WHAT TO WORK ON:
Repeat word for word the passage of the article on sustainable giving, from "From seasonal giving" up to and including "on the margins.".

From seasonal giving to sustainable giving

Nov 04, 2010 (Mint - McClatchy-Tribune Information Services via COMTEX) -- While guilt giving, religious giving and deal giving find their place in the Indian giving space, these are occasion and event-driven giving and not part of a monthly or annual sharing process. But many affluent Indians have enough money to be able to share income and wealth rise on a regular basis with those living on the margins.

"Only when you start giving regularly; you really give. Otherwise, you are merely responding," says Dhaval Udani, senior vice-president and head of Internet giving, GiveIndia. "Many give as a response to a disaster, but we should realize that every day is a disaster for a lot of people." One of the reasons that stops people from signing on to a pay-roll deduction towards a good cause is a worry about where the money might end up. "People aren't sure if their money actually goes to the right place," says Udani. "Second, they are not sure if the money is being used for the right purpose and finally, they are not sure if most of what they share is actually being used for a cause or not." But technology and some new entrants in the giving space are offering a viable option to those who want to share and keep a tab on how the money is being spent.

One of first things to do is to find a non-governmental organization (NGO) that does the kind of work you want to fund. If this process is too cumbersome, you can use an aggregator that will find an NGO of your choice. Aggregators allow you to support a cause you choose from a list of approved NGOs, and most of them do the due diligence for you. Some well-known aggregators are GiveIndia, Concern India Foundation, Oxfam and United Way Mumbai.

How much overhead is okay for an NGO to charge for running itself? Jayanti Shukla, executive director, United Way Mumbai, says: "People want to see most of their funds going towards the cause and not towards the administrative cost of running an NGO. A good NGO will use around 80% of funds towards the cause and the remaining 20% as administrative cost." If doing this is still too much, you could sign up for the most effective way--payroll giving, where you can have a fixed amount deducted from your salary on a regular basis and diverted via an aggregator towards a cause you choose.

GIVEN ENTRIES:

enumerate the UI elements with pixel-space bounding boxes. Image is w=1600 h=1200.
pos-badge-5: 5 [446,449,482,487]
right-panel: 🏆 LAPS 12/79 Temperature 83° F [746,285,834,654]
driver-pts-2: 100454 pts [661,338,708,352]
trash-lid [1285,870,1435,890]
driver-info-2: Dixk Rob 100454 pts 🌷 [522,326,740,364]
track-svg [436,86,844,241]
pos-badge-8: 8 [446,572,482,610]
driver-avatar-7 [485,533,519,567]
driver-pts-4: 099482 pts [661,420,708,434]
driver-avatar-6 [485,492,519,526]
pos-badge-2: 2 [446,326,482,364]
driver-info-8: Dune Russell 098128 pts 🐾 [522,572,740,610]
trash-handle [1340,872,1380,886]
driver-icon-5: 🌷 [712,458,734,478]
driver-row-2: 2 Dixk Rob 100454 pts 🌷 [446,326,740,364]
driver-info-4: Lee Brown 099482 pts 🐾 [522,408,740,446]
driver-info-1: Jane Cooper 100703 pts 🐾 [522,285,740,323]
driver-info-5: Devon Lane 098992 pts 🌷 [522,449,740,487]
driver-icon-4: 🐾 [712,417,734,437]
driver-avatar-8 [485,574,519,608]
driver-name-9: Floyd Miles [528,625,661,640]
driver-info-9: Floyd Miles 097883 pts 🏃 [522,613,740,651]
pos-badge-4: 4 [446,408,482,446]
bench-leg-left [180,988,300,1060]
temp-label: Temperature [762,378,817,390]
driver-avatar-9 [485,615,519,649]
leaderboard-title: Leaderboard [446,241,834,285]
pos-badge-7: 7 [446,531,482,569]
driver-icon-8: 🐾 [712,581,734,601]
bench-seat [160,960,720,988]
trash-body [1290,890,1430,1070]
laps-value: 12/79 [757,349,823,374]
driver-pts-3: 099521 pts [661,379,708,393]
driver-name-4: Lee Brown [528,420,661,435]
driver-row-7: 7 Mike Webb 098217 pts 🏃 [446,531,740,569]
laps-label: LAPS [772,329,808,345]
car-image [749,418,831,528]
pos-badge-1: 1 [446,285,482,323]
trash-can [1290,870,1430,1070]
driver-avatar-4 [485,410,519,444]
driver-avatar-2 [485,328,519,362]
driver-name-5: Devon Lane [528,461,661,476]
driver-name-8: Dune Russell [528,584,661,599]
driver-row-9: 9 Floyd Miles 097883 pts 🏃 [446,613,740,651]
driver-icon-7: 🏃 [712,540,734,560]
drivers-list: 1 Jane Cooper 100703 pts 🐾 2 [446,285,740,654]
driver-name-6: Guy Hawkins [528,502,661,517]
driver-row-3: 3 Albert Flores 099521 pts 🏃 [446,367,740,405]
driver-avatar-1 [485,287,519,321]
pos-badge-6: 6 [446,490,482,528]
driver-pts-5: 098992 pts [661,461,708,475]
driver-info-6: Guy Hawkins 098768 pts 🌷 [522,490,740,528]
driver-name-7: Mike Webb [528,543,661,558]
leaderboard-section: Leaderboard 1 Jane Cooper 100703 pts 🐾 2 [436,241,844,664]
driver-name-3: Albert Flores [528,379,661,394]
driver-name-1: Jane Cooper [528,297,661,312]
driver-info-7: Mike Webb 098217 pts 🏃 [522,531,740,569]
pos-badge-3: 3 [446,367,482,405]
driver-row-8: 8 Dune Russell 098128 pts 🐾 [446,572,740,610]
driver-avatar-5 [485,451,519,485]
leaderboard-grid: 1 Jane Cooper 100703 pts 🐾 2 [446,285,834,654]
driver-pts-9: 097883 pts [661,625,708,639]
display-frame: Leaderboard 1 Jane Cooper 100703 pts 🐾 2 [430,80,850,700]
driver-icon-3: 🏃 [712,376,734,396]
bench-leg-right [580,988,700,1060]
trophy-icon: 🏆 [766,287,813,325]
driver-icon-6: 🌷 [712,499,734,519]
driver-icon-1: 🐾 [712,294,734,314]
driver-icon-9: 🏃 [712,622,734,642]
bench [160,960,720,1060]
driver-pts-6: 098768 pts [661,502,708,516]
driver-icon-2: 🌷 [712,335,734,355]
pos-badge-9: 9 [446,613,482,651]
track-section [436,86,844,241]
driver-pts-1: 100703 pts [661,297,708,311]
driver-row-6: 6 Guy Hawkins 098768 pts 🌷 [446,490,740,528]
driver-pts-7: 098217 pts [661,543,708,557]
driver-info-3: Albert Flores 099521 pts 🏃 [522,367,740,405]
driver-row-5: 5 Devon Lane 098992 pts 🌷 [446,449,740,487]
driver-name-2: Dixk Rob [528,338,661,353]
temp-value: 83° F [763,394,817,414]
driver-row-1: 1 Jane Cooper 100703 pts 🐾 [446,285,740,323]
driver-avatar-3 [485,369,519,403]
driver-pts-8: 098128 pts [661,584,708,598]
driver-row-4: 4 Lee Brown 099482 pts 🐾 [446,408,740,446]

RESPONSE TO THIS EXERCISE:
From seasonal giving to sustainable giving

Nov 04, 2010 (Mint - McClatchy-Tribune Information Services via COMTEX) -- While guilt giving, religious giving and deal giving find their place in the Indian giving space, these are occasion and event-driven giving and not part of a monthly or annual sharing process. But many affluent Indians have enough money to be able to share income and wealth rise on a regular basis with those living on the margins.